* Dataset entries *
******************************
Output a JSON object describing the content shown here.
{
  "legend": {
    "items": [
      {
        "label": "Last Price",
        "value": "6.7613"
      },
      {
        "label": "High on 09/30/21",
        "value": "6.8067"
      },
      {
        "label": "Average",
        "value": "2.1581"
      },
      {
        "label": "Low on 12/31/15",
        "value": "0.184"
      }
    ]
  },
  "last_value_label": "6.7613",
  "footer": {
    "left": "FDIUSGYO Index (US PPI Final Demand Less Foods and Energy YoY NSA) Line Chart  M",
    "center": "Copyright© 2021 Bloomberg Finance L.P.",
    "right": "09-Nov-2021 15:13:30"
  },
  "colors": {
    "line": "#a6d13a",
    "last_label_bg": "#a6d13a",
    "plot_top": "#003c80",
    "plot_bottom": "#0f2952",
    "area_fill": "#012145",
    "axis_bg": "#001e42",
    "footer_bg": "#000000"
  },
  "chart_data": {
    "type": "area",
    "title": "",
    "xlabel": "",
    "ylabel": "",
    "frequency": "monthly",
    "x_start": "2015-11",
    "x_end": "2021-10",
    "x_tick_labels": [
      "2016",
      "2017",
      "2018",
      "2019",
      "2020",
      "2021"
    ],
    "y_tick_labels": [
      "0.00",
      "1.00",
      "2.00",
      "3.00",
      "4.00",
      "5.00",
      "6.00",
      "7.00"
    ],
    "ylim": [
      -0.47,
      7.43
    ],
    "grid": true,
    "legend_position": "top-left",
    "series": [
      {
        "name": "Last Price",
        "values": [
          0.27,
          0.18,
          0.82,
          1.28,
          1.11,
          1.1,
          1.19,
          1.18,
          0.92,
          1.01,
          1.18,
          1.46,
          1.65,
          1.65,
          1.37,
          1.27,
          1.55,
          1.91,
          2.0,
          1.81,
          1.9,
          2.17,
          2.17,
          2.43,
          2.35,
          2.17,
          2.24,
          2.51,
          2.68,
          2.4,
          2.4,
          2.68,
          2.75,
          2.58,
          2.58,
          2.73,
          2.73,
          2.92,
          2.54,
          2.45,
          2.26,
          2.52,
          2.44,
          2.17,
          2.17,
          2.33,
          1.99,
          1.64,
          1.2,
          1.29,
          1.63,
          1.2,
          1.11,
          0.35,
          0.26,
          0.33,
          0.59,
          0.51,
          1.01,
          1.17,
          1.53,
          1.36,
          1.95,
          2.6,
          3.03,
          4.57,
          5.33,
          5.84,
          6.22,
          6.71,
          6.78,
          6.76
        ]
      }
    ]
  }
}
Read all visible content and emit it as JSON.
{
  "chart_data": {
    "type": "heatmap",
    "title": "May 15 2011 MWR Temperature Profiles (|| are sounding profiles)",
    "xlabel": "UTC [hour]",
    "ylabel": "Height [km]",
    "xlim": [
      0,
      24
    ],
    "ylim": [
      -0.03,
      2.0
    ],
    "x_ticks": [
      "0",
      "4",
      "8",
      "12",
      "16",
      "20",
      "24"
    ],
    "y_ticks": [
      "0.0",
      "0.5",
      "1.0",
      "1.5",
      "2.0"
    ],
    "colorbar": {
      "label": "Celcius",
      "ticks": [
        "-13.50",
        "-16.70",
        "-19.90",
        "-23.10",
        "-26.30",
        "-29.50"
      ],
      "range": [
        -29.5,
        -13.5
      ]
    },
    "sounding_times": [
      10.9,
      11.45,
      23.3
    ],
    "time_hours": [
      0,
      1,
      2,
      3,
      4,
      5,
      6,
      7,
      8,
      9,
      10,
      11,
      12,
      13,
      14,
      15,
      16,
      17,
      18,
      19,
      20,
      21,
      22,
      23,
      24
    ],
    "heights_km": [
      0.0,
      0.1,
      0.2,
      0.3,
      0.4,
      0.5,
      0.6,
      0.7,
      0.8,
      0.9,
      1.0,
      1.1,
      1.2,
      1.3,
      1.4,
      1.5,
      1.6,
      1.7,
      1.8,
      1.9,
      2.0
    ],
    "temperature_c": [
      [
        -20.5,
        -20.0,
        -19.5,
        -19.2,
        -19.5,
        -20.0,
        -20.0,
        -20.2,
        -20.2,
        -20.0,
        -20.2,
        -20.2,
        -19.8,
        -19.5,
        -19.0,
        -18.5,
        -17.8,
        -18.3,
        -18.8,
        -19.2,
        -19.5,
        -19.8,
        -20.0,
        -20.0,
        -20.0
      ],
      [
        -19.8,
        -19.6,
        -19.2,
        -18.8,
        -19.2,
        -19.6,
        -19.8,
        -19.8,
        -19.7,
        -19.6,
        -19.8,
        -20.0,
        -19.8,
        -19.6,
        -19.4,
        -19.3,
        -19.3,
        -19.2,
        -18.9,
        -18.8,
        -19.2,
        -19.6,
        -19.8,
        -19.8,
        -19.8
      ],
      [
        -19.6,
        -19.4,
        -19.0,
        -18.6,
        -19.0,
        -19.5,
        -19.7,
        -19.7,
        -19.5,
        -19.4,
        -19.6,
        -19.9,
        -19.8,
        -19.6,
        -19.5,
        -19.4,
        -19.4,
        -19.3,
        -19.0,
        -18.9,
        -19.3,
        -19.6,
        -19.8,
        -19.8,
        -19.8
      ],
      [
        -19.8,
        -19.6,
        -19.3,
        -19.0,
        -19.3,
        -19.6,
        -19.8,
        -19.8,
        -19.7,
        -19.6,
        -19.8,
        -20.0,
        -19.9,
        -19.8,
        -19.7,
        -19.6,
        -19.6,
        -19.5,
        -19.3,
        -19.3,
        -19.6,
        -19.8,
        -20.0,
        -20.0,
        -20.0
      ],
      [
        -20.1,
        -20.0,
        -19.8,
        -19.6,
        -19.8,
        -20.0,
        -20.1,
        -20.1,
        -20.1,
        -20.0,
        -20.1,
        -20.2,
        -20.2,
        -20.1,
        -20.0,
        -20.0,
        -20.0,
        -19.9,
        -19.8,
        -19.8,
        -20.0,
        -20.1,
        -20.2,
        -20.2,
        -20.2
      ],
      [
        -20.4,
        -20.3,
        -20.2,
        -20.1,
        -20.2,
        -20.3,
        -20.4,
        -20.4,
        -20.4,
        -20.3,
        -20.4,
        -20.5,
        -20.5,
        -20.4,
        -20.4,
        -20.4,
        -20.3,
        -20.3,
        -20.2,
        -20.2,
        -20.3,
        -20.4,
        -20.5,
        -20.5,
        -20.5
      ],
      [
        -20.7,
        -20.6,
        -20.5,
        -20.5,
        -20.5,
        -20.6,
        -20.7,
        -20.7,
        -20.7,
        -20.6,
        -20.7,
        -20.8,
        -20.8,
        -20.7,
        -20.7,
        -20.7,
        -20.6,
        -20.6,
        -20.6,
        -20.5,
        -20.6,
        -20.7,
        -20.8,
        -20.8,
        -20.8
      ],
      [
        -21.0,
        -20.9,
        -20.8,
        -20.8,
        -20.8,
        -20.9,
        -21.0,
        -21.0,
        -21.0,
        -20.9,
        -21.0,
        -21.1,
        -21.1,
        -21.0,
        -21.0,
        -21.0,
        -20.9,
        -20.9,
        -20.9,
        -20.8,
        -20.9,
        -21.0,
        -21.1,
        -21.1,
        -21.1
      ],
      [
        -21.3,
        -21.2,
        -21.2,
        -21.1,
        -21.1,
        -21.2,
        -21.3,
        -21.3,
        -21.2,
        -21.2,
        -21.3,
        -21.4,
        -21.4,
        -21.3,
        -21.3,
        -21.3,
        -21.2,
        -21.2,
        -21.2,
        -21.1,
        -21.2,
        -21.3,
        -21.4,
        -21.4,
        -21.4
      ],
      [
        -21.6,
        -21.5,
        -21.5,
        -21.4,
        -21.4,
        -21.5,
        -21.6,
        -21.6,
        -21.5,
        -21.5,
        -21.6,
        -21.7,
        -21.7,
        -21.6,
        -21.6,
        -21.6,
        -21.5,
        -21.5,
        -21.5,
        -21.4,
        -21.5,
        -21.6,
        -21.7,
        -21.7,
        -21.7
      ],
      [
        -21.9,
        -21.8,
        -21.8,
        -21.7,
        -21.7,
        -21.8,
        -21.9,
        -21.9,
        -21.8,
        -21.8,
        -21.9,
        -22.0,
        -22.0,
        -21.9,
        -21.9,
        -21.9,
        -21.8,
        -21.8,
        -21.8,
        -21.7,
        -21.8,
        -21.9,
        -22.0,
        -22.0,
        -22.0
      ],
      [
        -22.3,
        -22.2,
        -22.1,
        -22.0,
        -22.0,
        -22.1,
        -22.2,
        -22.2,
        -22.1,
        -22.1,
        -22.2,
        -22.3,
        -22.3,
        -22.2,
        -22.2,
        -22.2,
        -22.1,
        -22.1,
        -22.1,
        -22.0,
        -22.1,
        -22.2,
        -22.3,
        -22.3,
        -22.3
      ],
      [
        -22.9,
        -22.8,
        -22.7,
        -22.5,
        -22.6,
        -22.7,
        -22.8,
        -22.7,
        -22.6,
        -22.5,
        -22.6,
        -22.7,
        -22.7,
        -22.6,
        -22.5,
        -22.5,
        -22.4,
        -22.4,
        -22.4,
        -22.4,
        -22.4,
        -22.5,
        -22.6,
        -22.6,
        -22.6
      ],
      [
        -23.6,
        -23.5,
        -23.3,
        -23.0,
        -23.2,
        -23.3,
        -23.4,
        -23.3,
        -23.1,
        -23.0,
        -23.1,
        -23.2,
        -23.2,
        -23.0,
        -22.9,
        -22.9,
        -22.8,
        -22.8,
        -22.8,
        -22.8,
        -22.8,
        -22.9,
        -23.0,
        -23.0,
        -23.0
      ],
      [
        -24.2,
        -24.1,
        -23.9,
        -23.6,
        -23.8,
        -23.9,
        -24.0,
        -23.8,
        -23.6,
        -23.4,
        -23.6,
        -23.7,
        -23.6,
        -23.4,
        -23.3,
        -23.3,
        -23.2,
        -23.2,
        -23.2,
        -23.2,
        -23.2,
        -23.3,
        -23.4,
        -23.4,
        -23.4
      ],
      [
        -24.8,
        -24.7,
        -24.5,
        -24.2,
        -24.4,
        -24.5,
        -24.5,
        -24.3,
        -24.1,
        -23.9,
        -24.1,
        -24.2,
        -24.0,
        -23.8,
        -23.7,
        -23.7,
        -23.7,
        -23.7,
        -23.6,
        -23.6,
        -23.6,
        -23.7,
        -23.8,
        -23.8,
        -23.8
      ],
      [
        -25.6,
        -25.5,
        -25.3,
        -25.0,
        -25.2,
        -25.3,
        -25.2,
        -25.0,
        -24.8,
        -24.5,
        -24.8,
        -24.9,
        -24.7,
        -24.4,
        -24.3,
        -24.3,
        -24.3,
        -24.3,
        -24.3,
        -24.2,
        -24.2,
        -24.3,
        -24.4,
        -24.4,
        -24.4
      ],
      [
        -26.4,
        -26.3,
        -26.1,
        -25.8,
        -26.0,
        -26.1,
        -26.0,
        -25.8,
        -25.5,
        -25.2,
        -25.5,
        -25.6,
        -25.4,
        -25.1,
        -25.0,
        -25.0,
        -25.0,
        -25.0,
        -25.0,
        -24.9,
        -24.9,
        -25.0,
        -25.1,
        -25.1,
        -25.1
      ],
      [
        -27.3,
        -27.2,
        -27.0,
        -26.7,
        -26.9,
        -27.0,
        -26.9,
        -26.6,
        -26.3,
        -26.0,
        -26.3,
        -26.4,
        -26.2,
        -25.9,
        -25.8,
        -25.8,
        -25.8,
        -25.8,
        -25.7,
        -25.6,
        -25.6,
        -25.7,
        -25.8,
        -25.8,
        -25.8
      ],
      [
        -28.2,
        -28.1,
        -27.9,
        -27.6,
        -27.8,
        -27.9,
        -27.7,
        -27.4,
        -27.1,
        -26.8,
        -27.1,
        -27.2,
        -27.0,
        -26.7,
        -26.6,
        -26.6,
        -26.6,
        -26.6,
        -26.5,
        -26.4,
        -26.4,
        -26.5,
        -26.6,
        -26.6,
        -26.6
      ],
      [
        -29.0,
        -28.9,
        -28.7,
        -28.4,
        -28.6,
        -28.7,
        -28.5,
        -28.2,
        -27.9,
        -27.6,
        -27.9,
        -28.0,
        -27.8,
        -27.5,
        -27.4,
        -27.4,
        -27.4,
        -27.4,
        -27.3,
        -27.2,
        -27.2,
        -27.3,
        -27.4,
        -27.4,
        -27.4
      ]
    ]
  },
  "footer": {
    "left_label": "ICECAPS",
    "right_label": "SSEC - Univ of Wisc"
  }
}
******************************
* DIRECTION *
Search the lines above for the string "title" and copy each line that has it.

* SOLUTION FOR THIS TASK *
    "title": "",
    "title": "May 15 2011 MWR Temperature Profiles (|| are sounding profiles)",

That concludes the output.